§ **Excerpts from a figure dataset**
>> Begin

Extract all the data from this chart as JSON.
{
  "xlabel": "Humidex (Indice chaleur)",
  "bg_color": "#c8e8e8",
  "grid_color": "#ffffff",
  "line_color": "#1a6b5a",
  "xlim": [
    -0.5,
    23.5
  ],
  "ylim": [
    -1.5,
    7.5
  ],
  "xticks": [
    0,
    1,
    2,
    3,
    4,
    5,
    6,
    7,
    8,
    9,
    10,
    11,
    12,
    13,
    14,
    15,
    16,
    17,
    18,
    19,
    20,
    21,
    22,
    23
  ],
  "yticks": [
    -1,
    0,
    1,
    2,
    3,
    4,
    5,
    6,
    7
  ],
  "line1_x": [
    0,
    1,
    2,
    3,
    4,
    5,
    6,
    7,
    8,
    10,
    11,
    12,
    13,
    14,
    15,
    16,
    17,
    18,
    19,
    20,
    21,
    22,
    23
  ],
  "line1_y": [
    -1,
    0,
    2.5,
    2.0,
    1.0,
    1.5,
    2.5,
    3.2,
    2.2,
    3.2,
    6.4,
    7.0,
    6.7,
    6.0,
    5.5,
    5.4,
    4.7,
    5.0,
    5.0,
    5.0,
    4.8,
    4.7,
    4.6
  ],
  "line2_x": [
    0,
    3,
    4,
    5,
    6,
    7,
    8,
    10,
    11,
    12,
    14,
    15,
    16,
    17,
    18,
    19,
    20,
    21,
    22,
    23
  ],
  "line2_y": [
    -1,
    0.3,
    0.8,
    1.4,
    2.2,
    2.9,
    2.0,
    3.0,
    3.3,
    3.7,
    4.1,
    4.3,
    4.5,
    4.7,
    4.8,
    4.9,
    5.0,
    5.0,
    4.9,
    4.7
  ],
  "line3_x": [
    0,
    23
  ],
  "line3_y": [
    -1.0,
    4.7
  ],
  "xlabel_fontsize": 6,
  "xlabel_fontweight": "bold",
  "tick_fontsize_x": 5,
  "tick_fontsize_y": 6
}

>> End

§ **Given request**
Faithfully transcribe the whole of the data.

§ **Answer to this problem**
Extract all the data from this chart as JSON.
{
  "xlabel": "Humidex (Indice chaleur)",
  "bg_color": "#c8e8e8",
  "grid_color": "#ffffff",
  "line_color": "#1a6b5a",
  "xlim": [
    -0.5,
    23.5
  ],
  "ylim": [
    -1.5,
    7.5
  ],
  "xticks": [
    0,
    1,
    2,
    3,
    4,
    5,
    6,
    7,
    8,
    9,
    10,
    11,
    12,
    13,
    14,
    15,
    16,
    17,
    18,
    19,
    20,
    21,
    22,
    23
  ],
  "yticks": [
    -1,
    0,
    1,
    2,
    3,
    4,
    5,
    6,
    7
  ],
  "line1_x": [
    0,
    1,
    2,
    3,
    4,
    5,
    6,
    7,
    8,
    10,
    11,
    12,
    13,
    14,
    15,
    16,
    17,
    18,
    19,
    20,
    21,
    22,
    23
  ],
  "line1_y": [
    -1,
    0,
    2.5,
    2.0,
    1.0,
    1.5,
    2.5,
    3.2,
    2.2,
    3.2,
    6.4,
    7.0,
    6.7,
    6.0,
    5.5,
    5.4,
    4.7,
    5.0,
    5.0,
    5.0,
    4.8,
    4.7,
    4.6
  ],
  "line2_x": [
    0,
    3,
    4,
    5,
    6,
    7,
    8,
    10,
    11,
    12,
    14,
    15,
    16,
    17,
    18,
    19,
    20,
    21,
    22,
    23
  ],
  "line2_y": [
    -1,
    0.3,
    0.8,
    1.4,
    2.2,
    2.9,
    2.0,
    3.0,
    3.3,
    3.7,
    4.1,
    4.3,
    4.5,
    4.7,
    4.8,
    4.9,
    5.0,
    5.0,
    4.9,
    4.7
  ],
  "line3_x": [
    0,
    23
  ],
  "line3_y": [
    -1.0,
    4.7
  ],
  "xlabel_fontsize": 6,
  "xlabel_fontweight": "bold",
  "tick_fontsize_x": 5,
  "tick_fontsize_y": 6
}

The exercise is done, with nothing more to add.